══ Task inputs

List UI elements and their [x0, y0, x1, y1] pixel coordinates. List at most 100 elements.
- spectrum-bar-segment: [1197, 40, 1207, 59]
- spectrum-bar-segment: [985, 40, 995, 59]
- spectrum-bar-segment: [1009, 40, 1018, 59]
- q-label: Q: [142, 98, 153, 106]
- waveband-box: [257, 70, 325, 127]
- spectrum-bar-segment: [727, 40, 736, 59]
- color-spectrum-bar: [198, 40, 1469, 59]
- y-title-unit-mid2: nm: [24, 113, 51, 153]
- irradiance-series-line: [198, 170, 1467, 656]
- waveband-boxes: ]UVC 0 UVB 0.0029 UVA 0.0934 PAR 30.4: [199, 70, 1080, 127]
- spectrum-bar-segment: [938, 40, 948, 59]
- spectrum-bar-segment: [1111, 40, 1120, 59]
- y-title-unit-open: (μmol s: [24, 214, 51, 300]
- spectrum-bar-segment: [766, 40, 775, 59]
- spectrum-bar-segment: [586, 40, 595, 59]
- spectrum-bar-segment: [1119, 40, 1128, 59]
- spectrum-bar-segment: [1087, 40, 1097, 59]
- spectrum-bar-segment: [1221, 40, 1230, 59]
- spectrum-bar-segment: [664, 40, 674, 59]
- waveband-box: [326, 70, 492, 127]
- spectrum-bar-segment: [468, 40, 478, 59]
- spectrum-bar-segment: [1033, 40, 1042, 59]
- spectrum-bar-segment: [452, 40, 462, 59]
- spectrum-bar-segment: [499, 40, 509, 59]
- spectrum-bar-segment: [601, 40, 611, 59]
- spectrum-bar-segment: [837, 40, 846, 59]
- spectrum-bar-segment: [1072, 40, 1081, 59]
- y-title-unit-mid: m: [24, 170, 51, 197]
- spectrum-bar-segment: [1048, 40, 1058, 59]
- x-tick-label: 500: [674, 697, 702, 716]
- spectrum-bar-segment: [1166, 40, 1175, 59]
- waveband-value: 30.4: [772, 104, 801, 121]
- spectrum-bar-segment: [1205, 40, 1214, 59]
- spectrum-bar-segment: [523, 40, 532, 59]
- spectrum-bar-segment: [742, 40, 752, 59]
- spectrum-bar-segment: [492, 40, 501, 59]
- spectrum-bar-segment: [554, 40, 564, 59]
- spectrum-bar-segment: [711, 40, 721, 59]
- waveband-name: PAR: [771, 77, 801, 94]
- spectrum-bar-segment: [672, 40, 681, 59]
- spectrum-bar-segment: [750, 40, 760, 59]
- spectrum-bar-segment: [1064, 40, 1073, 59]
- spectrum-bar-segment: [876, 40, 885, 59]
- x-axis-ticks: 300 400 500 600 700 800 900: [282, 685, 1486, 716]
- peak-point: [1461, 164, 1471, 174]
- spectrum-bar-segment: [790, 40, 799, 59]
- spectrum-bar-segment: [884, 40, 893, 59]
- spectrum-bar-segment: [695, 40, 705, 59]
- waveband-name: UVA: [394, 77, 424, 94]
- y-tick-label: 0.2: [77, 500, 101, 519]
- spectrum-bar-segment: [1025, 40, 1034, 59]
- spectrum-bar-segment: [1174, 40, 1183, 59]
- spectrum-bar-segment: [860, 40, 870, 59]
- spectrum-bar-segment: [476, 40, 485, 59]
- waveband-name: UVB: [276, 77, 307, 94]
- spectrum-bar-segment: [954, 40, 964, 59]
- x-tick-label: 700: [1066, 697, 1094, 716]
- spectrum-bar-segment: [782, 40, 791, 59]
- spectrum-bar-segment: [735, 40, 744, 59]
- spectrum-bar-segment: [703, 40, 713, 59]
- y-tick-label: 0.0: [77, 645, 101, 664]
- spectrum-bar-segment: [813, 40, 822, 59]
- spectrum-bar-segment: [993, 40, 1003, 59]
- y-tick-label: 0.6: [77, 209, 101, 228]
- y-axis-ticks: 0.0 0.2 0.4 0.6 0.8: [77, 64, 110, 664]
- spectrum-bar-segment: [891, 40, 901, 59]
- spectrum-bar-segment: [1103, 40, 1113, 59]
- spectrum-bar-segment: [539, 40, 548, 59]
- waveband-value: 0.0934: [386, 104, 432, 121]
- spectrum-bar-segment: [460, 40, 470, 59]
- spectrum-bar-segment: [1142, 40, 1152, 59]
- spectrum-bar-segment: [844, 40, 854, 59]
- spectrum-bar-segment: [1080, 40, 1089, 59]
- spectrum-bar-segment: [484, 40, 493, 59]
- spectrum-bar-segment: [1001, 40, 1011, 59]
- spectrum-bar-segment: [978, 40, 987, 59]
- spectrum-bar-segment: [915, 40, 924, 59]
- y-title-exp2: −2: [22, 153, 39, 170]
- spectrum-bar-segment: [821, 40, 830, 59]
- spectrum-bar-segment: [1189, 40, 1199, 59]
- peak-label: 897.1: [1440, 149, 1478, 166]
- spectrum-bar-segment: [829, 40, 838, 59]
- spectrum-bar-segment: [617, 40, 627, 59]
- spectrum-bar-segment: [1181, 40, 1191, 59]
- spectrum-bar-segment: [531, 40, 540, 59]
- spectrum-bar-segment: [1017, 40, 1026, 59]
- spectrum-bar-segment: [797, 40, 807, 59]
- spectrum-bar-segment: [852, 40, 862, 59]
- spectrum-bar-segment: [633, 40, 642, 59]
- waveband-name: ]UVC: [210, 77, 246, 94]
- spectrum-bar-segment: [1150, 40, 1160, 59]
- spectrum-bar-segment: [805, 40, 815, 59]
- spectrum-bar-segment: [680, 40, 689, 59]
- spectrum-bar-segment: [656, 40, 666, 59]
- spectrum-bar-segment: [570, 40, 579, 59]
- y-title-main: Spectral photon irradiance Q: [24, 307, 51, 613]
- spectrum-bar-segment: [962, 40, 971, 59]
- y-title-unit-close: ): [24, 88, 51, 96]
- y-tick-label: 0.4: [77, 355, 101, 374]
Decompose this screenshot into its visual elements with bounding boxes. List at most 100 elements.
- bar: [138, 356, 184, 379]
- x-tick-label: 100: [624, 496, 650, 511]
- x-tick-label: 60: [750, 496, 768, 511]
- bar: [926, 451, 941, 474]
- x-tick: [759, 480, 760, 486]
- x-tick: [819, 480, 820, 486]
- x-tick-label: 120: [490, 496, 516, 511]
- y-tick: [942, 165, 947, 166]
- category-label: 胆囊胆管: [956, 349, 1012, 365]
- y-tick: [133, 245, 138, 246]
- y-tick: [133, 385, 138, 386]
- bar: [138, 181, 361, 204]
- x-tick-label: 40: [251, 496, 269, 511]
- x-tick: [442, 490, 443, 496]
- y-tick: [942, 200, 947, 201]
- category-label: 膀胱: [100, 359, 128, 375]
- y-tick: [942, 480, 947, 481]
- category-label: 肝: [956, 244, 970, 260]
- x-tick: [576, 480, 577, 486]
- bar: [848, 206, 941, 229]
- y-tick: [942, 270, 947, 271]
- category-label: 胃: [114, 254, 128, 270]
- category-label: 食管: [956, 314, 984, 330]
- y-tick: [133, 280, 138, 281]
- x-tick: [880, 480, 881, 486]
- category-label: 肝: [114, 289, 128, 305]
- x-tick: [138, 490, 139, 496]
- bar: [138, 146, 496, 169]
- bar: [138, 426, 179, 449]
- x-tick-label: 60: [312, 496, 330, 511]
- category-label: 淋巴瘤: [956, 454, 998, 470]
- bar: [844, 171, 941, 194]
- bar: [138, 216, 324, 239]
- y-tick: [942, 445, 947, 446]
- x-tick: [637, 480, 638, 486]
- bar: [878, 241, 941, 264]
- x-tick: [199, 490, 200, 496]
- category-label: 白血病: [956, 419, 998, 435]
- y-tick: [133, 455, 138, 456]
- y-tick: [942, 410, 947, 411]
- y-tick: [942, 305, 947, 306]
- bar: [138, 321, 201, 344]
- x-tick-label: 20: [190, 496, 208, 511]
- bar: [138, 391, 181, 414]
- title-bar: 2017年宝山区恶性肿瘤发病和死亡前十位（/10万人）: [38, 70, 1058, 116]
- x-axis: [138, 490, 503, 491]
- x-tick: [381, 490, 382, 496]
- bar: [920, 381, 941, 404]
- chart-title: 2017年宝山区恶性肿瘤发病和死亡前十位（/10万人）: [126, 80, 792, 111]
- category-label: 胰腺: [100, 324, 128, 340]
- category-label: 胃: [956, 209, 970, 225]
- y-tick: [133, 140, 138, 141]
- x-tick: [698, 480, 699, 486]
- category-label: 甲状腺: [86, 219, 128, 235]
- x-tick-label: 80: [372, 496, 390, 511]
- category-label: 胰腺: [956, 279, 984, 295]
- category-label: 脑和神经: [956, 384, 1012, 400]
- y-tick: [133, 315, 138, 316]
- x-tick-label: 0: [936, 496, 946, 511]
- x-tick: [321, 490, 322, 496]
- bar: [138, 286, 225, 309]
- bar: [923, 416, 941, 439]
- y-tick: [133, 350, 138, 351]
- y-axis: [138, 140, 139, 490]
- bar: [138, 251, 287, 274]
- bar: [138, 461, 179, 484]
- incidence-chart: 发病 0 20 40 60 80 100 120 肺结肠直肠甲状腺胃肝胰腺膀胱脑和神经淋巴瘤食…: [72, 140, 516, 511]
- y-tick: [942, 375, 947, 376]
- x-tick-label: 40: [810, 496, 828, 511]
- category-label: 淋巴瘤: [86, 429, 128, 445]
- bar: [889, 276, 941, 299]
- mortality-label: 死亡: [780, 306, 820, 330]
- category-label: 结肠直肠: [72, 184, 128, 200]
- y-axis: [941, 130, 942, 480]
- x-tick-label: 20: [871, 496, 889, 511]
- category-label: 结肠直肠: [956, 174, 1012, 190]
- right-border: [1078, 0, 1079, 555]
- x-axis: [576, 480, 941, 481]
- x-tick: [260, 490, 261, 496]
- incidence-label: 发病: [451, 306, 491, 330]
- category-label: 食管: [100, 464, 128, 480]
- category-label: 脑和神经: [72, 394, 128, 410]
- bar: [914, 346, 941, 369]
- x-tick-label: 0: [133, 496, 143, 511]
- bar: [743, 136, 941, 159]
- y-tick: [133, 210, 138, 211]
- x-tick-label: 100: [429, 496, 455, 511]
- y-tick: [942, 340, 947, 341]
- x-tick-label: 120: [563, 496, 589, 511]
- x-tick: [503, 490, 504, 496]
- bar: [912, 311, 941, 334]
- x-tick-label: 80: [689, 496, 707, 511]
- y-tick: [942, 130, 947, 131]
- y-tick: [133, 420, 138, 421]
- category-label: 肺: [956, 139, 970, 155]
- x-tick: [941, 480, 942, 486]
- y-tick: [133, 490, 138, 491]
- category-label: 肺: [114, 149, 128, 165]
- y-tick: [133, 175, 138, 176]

════

### [Task to complete]
Reproduce the lines of the records starting at the beginning and ending at the line containing "- spectrum-bar-segment: [1033, 40, 1042, 59]", including that line.

### [Exercise result]
List UI elements and their [x0, y0, x1, y1] pixel coordinates. List at most 100 elements.
- spectrum-bar-segment: [1197, 40, 1207, 59]
- spectrum-bar-segment: [985, 40, 995, 59]
- spectrum-bar-segment: [1009, 40, 1018, 59]
- q-label: Q: [142, 98, 153, 106]
- waveband-box: [257, 70, 325, 127]
- spectrum-bar-segment: [727, 40, 736, 59]
- color-spectrum-bar: [198, 40, 1469, 59]
- y-title-unit-mid2: nm: [24, 113, 51, 153]
- irradiance-series-line: [198, 170, 1467, 656]
- waveband-boxes: ]UVC 0 UVB 0.0029 UVA 0.0934 PAR 30.4: [199, 70, 1080, 127]
- spectrum-bar-segment: [938, 40, 948, 59]
- spectrum-bar-segment: [1111, 40, 1120, 59]
- y-title-unit-open: (μmol s: [24, 214, 51, 300]
- spectrum-bar-segment: [766, 40, 775, 59]
- spectrum-bar-segment: [586, 40, 595, 59]
- spectrum-bar-segment: [1119, 40, 1128, 59]
- spectrum-bar-segment: [1087, 40, 1097, 59]
- spectrum-bar-segment: [1221, 40, 1230, 59]
- spectrum-bar-segment: [664, 40, 674, 59]
- waveband-box: [326, 70, 492, 127]
- spectrum-bar-segment: [468, 40, 478, 59]
- spectrum-bar-segment: [1033, 40, 1042, 59]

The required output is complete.